--- BEGIN Provided material ---
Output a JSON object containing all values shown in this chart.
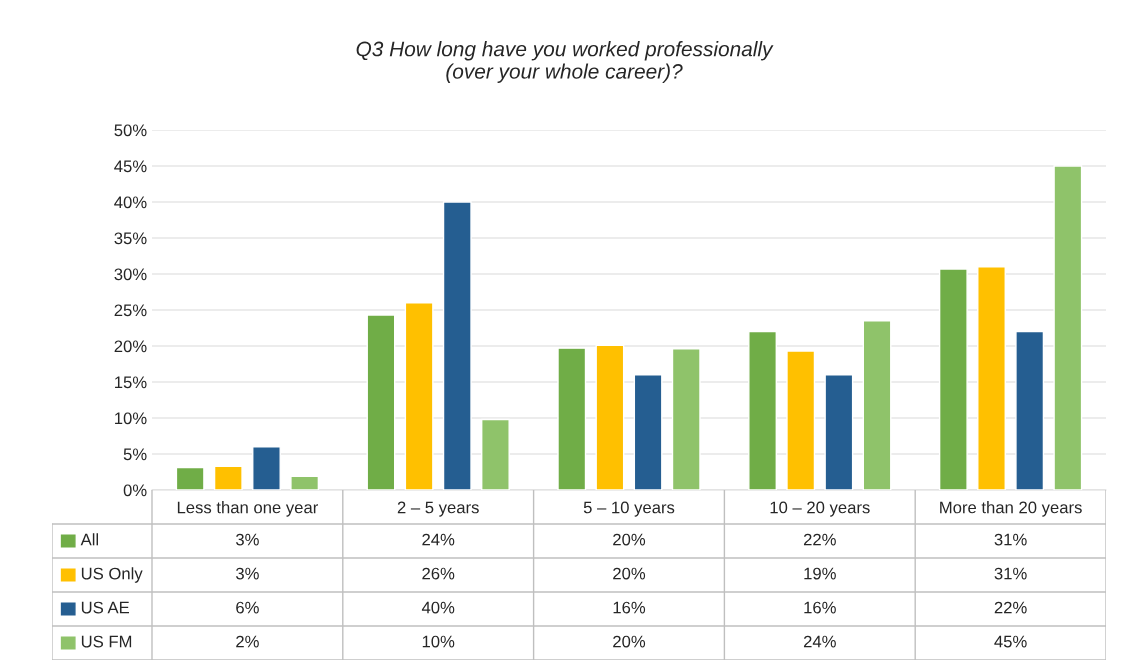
{
  "chart_data": {
    "type": "bar",
    "title": "Q3 How long have you worked professionally\n(over your whole career)?",
    "categories": [
      "Less than one year",
      "2 – 5 years",
      "5 – 10 years",
      "10 – 20 years",
      "More than 20 years"
    ],
    "series": [
      {
        "name": "All",
        "color": "#70ad47",
        "values": [
          3.1,
          24.3,
          19.7,
          22.0,
          30.7
        ],
        "value_labels": [
          "3%",
          "24%",
          "20%",
          "22%",
          "31%"
        ]
      },
      {
        "name": "US Only",
        "color": "#ffc000",
        "values": [
          3.3,
          26.0,
          20.1,
          19.3,
          31.0
        ],
        "value_labels": [
          "3%",
          "26%",
          "20%",
          "19%",
          "31%"
        ]
      },
      {
        "name": "US AE",
        "color": "#255e91",
        "values": [
          6.0,
          40.0,
          16.0,
          16.0,
          22.0
        ],
        "value_labels": [
          "6%",
          "40%",
          "16%",
          "16%",
          "22%"
        ]
      },
      {
        "name": "US FM",
        "color": "#8fc36a",
        "values": [
          1.9,
          9.8,
          19.6,
          23.5,
          45.0
        ],
        "value_labels": [
          "2%",
          "10%",
          "20%",
          "24%",
          "45%"
        ]
      }
    ],
    "ylim": [
      0,
      50
    ],
    "yticks": [
      {
        "value": 0,
        "label": "0%"
      },
      {
        "value": 5,
        "label": "5%"
      },
      {
        "value": 10,
        "label": "10%"
      },
      {
        "value": 15,
        "label": "15%"
      },
      {
        "value": 20,
        "label": "20%"
      },
      {
        "value": 25,
        "label": "25%"
      },
      {
        "value": 30,
        "label": "30%"
      },
      {
        "value": 35,
        "label": "35%"
      },
      {
        "value": 40,
        "label": "40%"
      },
      {
        "value": 45,
        "label": "45%"
      },
      {
        "value": 50,
        "label": "50%"
      }
    ],
    "grid": "y",
    "legend": "bottom"
  }
}
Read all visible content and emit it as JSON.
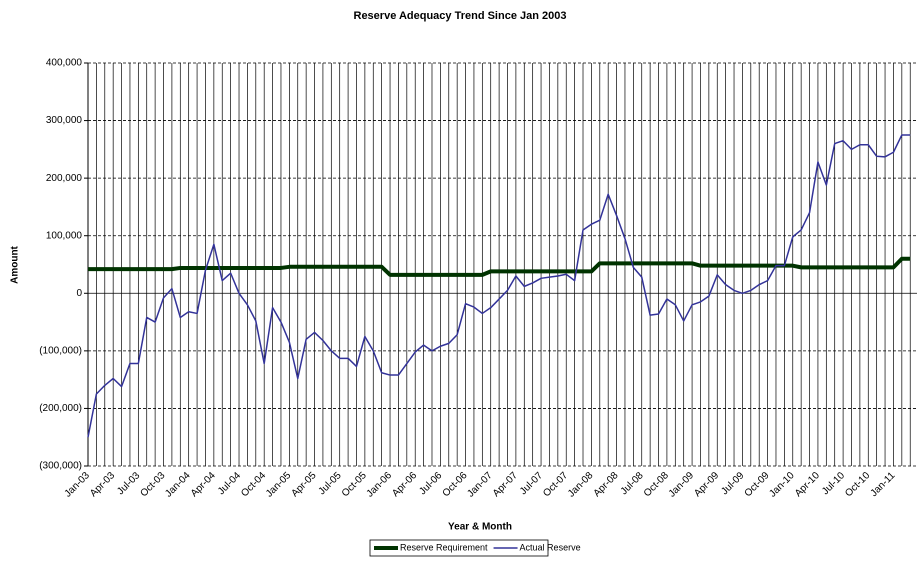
{
  "chart_data": {
    "type": "line",
    "title": "Reserve Adequacy Trend Since Jan 2003",
    "xlabel": "Year & Month",
    "ylabel": "Amount",
    "categories": [
      "Jan-03",
      null,
      null,
      "Apr-03",
      null,
      null,
      "Jul-03",
      null,
      null,
      "Oct-03",
      null,
      null,
      "Jan-04",
      null,
      null,
      "Apr-04",
      null,
      null,
      "Jul-04",
      null,
      null,
      "Oct-04",
      null,
      null,
      "Jan-05",
      null,
      null,
      "Apr-05",
      null,
      null,
      "Jul-05",
      null,
      null,
      "Oct-05",
      null,
      null,
      "Jan-06",
      null,
      null,
      "Apr-06",
      null,
      null,
      "Jul-06",
      null,
      null,
      "Oct-06",
      null,
      null,
      "Jan-07",
      null,
      null,
      "Apr-07",
      null,
      null,
      "Jul-07",
      null,
      null,
      "Oct-07",
      null,
      null,
      "Jan-08",
      null,
      null,
      "Apr-08",
      null,
      null,
      "Jul-08",
      null,
      null,
      "Oct-08",
      null,
      null,
      "Jan-09",
      null,
      null,
      "Apr-09",
      null,
      null,
      "Jul-09",
      null,
      null,
      "Oct-09",
      null,
      null,
      "Jan-10",
      null,
      null,
      "Apr-10",
      null,
      null,
      "Jul-10",
      null,
      null,
      "Oct-10",
      null,
      null,
      "Jan-11",
      null,
      null
    ],
    "series": [
      {
        "name": "Reserve Requirement",
        "color": "#003300",
        "width": 4,
        "values": [
          42000,
          42000,
          42000,
          42000,
          42000,
          42000,
          42000,
          42000,
          42000,
          42000,
          42000,
          44000,
          44000,
          44000,
          44000,
          44000,
          44000,
          44000,
          44000,
          44000,
          44000,
          44000,
          44000,
          44000,
          46000,
          46000,
          46000,
          46000,
          46000,
          46000,
          46000,
          46000,
          46000,
          46000,
          46000,
          46000,
          32000,
          32000,
          32000,
          32000,
          32000,
          32000,
          32000,
          32000,
          32000,
          32000,
          32000,
          32000,
          38000,
          38000,
          38000,
          38000,
          38000,
          38000,
          38000,
          38000,
          38000,
          38000,
          38000,
          38000,
          38000,
          52000,
          52000,
          52000,
          52000,
          52000,
          52000,
          52000,
          52000,
          52000,
          52000,
          52000,
          52000,
          48000,
          48000,
          48000,
          48000,
          48000,
          48000,
          48000,
          48000,
          48000,
          48000,
          48000,
          48000,
          45000,
          45000,
          45000,
          45000,
          45000,
          45000,
          45000,
          45000,
          45000,
          45000,
          45000,
          45000,
          60000,
          60000
        ]
      },
      {
        "name": "Actual Reserve",
        "color": "#333399",
        "width": 1.5,
        "values": [
          -250000,
          -175000,
          -160000,
          -148000,
          -162000,
          -122000,
          -122000,
          -42000,
          -50000,
          -8000,
          8000,
          -42000,
          -32000,
          -35000,
          40000,
          85000,
          22000,
          35000,
          0,
          -20000,
          -48000,
          -122000,
          -25000,
          -50000,
          -85000,
          -148000,
          -80000,
          -68000,
          -82000,
          -100000,
          -113000,
          -113000,
          -127000,
          -75000,
          -100000,
          -138000,
          -142000,
          -142000,
          -122000,
          -102000,
          -90000,
          -100000,
          -92000,
          -87000,
          -72000,
          -18000,
          -24000,
          -35000,
          -25000,
          -10000,
          5000,
          30000,
          12000,
          18000,
          26000,
          28000,
          30000,
          33000,
          22000,
          110000,
          120000,
          127000,
          172000,
          135000,
          95000,
          45000,
          28000,
          -38000,
          -36000,
          -10000,
          -20000,
          -48000,
          -20000,
          -15000,
          -5000,
          32000,
          15000,
          5000,
          0,
          5000,
          15000,
          22000,
          48000,
          48000,
          98000,
          110000,
          140000,
          228000,
          188000,
          260000,
          265000,
          250000,
          258000,
          258000,
          238000,
          237000,
          245000,
          275000,
          275000
        ]
      }
    ],
    "ylim": [
      -300000,
      400000
    ],
    "yticks": [
      {
        "value": -300000,
        "label": "(300,000)"
      },
      {
        "value": -200000,
        "label": "(200,000)"
      },
      {
        "value": -100000,
        "label": "(100,000)"
      },
      0,
      {
        "value": 100000,
        "label": "100,000"
      },
      {
        "value": 200000,
        "label": "200,000"
      },
      {
        "value": 300000,
        "label": "300,000"
      },
      {
        "value": 400000,
        "label": "400,000"
      }
    ],
    "negative_label_color": "#ff0000",
    "grid": true,
    "legend": "bottom"
  }
}
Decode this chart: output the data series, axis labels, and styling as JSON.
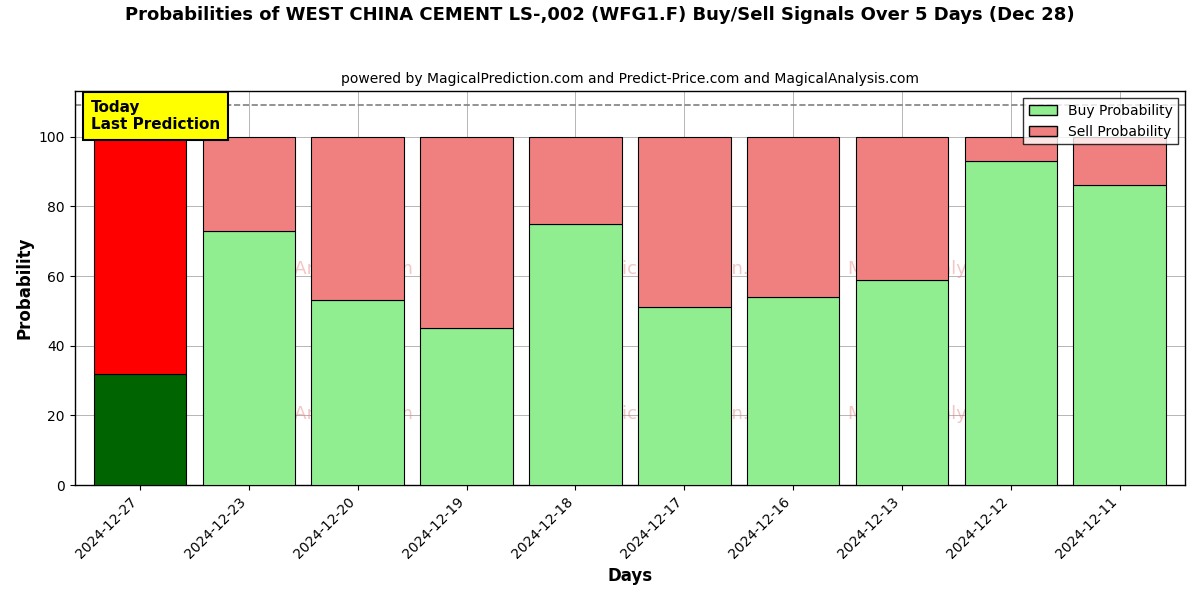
{
  "title": "Probabilities of WEST CHINA CEMENT LS-,002 (WFG1.F) Buy/Sell Signals Over 5 Days (Dec 28)",
  "subtitle": "powered by MagicalPrediction.com and Predict-Price.com and MagicalAnalysis.com",
  "xlabel": "Days",
  "ylabel": "Probability",
  "categories": [
    "2024-12-27",
    "2024-12-23",
    "2024-12-20",
    "2024-12-19",
    "2024-12-18",
    "2024-12-17",
    "2024-12-16",
    "2024-12-13",
    "2024-12-12",
    "2024-12-11"
  ],
  "buy_values": [
    32,
    73,
    53,
    45,
    75,
    51,
    54,
    59,
    93,
    86
  ],
  "sell_values": [
    68,
    27,
    47,
    55,
    25,
    49,
    46,
    41,
    7,
    14
  ],
  "buy_color_normal": "#90EE90",
  "sell_color_normal": "#F08080",
  "buy_color_today": "#006400",
  "sell_color_today": "#FF0000",
  "bar_edge_color": "#000000",
  "ylim": [
    0,
    113
  ],
  "yticks": [
    0,
    20,
    40,
    60,
    80,
    100
  ],
  "dashed_line_y": 109,
  "annotation_text": "Today\nLast Prediction",
  "annotation_bg": "#FFFF00",
  "legend_buy_label": "Buy Probability",
  "legend_sell_label": "Sell Probability",
  "background_color": "#FFFFFF",
  "grid_color": "#AAAAAA"
}
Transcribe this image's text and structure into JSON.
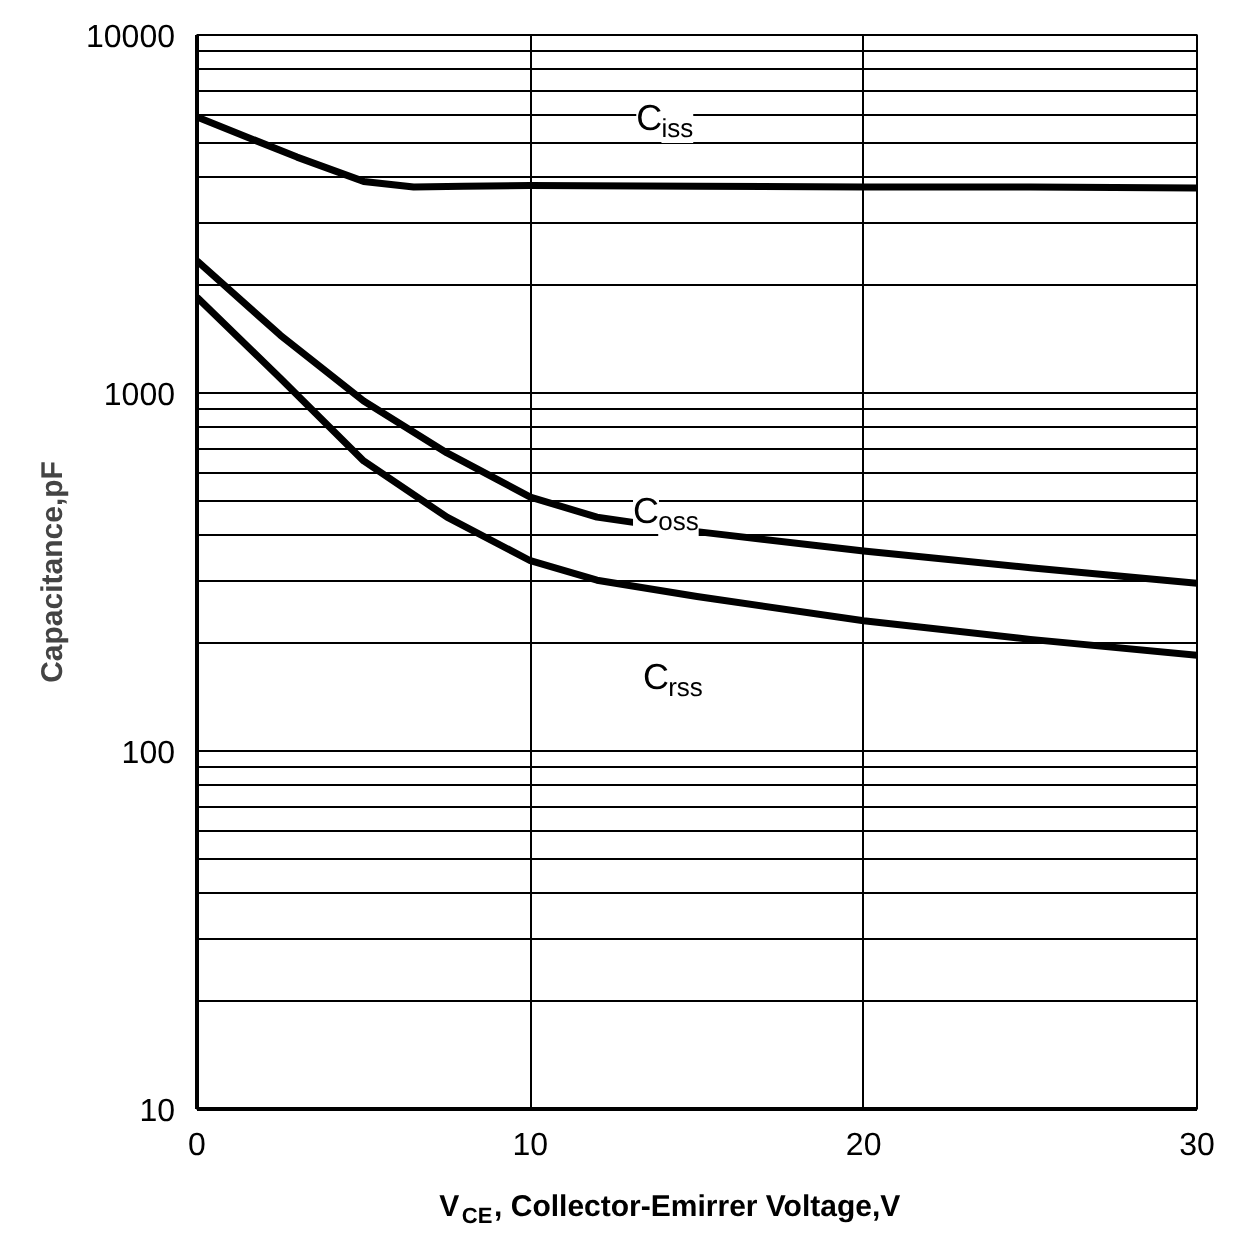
{
  "chart_data": {
    "type": "line",
    "xlabel": "V$_{CE}$, Collector-Emirrer Voltage,V",
    "ylabel": "Capacitance,pF",
    "log": "y",
    "grid": true,
    "line_style": "solid",
    "marker": "none",
    "xlim": [
      0,
      30
    ],
    "ylim": [
      10,
      10000
    ],
    "xticks": [
      0,
      10,
      20,
      30
    ],
    "yticks": [
      10,
      100,
      1000,
      10000
    ],
    "series": [
      {
        "name": "C$_{iss}$",
        "color": "#000000",
        "x": [
          0,
          3,
          5,
          6.5,
          8,
          10,
          15,
          20,
          25,
          30
        ],
        "values": [
          5900,
          4560,
          3900,
          3760,
          3780,
          3800,
          3780,
          3760,
          3760,
          3740
        ]
      },
      {
        "name": "C$_{oss}$",
        "color": "#000000",
        "x": [
          0,
          2.5,
          5,
          7.5,
          10,
          12,
          15,
          20,
          25,
          30
        ],
        "values": [
          2340,
          1450,
          950,
          680,
          512,
          450,
          410,
          362,
          325,
          294
        ]
      },
      {
        "name": "C$_{rss}$",
        "color": "#000000",
        "x": [
          0,
          2.5,
          5,
          7.5,
          10,
          12,
          15,
          20,
          25,
          30
        ],
        "values": [
          1850,
          1100,
          646,
          450,
          340,
          300,
          270,
          231,
          205,
          185
        ]
      }
    ]
  }
}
--- END Provided material ---
Work instructions:
In the material above, show every line where the word "Probability" turns up.

Answer to this task:
  "ylabel": "Probability",
  "legend_buy_label": "Buy Probability",
  "legend_sell_label": "Sell Probability",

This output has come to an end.